[TASK GOAL]:
Reproduce the passage of the concert review between "And yes, they" and "I was grateful.", inclusive.

[TEXT SHOWN]:
※

The band’s ground rules were that Patershuk and Dawson were going to share the stage, and trade picking songs throughout the evening. It lent a very folk fest feel to the evening that made you feel like you were being treated to a late-night kitchen jam, except all the players were awesome musicians.

And yes, they were awesome.

Patershuk’s vocals were on point and while he doesn’t have a lot of range, the intimate setting (maybe 200 people tops) and the absence of room chatter really let his storytelling shine. He played my favourite song from the last album (“Ernest Tubb…” see above) for which I was grateful.

The set-list was heavily focused on the last record, and I only identified one song all night from earlier work. This was a little disappointing, just because it is always nice to throw in some old favourites, but since I like the new record plenty, not a huge deal.

Patershuk has a gift for stage banter, and while he over-explained the backstory to some of the songs, he did it in a way that added to the experience. He also graced us with an infectious and very manly laugh that set you even more at ease. He was humble and deferential to his band mates and audience alike.

Steve Dawson took lead on every other song, and while his voice doesn’t have the gravelly and compelling tone of Patershuk’s he can hold a tune. His real gift is his guitar playing, which is a brilliant mix of various styles including blues slide, bluegrass and classical and probably more I didn’t pick out. His first song was a sublime instrumental rich with layers and emotional nuance.

As the evening wore on, however, his solos started to grow in length, no doubt encouraged by a gracious and enthusiastic crowd. It was always beautiful, but there were times where they took a little too long finding a song’s end point.

Also, while many in the audience were music lovers in general, I’m an ardent Matt Patershuk fan. As such, I selfishly wanted to hear more of his catalogue. Given most of Dawson’s songs were covers, I think a better balance to the setlist would have been two-thirds Matt/one-third Steve. That said, I did buy one of Dawson’s records and I’m excited to hear more of him.

As for Daniel Lapp, he was a revelation. Unlike Patershuk and Dawson he didn’t play on the last record, but you’d never know it based on his artful perfection in accompanying them on a myriad of instruments. By the end of the set he’d played a violin, a mandolin, a trumpet, and some kind of squashed trumpet (maybe a piccolo trumpet?). Here he is on two of them:
That thing on the left is a regular trumpet (no photo of the piccolo one, sorry...). The thing on the right is a Stroh, named for its inventor John Matthias Augustus Stroh. It is basically a violin with a couple of horns attached; a big one to project and focus sound out, and a small one aimed at the player’s ear so he can better hear how he’s doing.

※

[INFORMATION SHOWN]:

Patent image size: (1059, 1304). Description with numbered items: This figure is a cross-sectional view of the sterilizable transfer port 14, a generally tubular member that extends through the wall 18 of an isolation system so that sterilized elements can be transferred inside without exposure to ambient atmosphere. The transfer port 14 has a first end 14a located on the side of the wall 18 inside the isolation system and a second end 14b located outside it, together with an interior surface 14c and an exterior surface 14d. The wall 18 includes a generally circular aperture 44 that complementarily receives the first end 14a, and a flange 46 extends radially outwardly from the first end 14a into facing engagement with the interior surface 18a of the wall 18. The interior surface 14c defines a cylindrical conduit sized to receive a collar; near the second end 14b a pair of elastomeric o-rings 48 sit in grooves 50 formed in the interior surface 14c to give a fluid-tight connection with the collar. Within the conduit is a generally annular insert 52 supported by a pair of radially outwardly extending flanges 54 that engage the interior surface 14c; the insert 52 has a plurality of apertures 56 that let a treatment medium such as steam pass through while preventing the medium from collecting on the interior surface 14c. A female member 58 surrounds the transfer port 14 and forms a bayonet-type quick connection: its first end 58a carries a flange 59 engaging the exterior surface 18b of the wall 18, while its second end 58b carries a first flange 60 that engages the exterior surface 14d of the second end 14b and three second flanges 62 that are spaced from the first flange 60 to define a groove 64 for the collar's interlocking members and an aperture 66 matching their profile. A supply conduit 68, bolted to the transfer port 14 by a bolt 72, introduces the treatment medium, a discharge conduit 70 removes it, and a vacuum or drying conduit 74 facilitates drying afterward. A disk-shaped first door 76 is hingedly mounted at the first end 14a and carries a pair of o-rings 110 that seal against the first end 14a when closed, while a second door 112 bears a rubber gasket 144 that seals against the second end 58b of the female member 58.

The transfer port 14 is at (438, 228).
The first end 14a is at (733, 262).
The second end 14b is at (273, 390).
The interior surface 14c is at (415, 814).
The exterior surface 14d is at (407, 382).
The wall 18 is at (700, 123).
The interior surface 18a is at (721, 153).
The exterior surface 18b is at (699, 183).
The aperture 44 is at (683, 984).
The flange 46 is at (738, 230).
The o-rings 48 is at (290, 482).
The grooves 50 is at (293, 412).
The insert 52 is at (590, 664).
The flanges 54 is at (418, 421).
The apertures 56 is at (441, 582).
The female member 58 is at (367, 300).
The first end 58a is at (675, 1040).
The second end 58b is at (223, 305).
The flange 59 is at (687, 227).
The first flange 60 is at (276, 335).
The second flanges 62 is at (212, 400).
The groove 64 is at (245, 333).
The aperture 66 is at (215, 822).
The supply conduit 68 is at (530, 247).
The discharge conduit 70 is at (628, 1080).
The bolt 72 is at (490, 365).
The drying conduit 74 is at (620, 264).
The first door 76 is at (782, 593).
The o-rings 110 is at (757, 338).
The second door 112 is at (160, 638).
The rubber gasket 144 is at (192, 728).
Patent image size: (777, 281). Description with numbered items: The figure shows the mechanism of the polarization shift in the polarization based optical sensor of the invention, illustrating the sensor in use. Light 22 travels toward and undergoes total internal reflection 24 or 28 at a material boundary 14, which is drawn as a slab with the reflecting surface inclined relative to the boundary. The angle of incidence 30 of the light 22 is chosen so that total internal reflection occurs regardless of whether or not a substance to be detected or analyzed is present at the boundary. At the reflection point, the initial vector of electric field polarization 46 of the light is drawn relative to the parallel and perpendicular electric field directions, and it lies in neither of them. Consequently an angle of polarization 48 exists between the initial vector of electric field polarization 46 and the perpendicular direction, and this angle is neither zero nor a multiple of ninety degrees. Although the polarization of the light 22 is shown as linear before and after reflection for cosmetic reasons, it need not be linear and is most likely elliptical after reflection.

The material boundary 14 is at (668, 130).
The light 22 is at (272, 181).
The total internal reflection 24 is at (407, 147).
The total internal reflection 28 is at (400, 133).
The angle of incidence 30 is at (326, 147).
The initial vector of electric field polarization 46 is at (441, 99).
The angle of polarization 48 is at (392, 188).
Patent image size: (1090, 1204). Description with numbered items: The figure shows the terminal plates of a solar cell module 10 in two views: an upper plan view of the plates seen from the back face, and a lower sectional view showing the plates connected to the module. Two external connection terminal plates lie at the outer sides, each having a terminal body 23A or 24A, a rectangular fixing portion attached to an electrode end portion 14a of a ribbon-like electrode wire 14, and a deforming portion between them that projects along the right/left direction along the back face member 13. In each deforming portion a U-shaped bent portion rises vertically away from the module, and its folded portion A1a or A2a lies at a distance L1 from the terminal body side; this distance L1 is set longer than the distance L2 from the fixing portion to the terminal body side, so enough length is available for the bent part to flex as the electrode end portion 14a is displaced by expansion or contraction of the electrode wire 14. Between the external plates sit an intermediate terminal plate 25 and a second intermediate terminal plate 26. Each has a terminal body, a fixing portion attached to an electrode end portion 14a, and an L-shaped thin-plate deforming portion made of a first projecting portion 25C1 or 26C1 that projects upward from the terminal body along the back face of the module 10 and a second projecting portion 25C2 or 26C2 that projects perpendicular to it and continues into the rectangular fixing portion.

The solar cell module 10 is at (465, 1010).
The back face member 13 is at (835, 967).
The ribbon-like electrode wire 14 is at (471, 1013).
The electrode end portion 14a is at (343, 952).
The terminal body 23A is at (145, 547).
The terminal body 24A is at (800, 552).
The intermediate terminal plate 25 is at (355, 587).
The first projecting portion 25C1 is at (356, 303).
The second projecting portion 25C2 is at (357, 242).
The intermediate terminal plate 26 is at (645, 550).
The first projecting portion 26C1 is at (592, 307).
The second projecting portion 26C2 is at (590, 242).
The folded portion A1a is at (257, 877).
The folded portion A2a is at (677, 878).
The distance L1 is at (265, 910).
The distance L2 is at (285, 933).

※

[SOLUTION FOR THIS TASK]:
And yes, they were awesome.

Patershuk’s vocals were on point and while he doesn’t have a lot of range, the intimate setting (maybe 200 people tops) and the absence of room chatter really let his storytelling shine. He played my favourite song from the last album (“Ernest Tubb…” see above) for which I was grateful.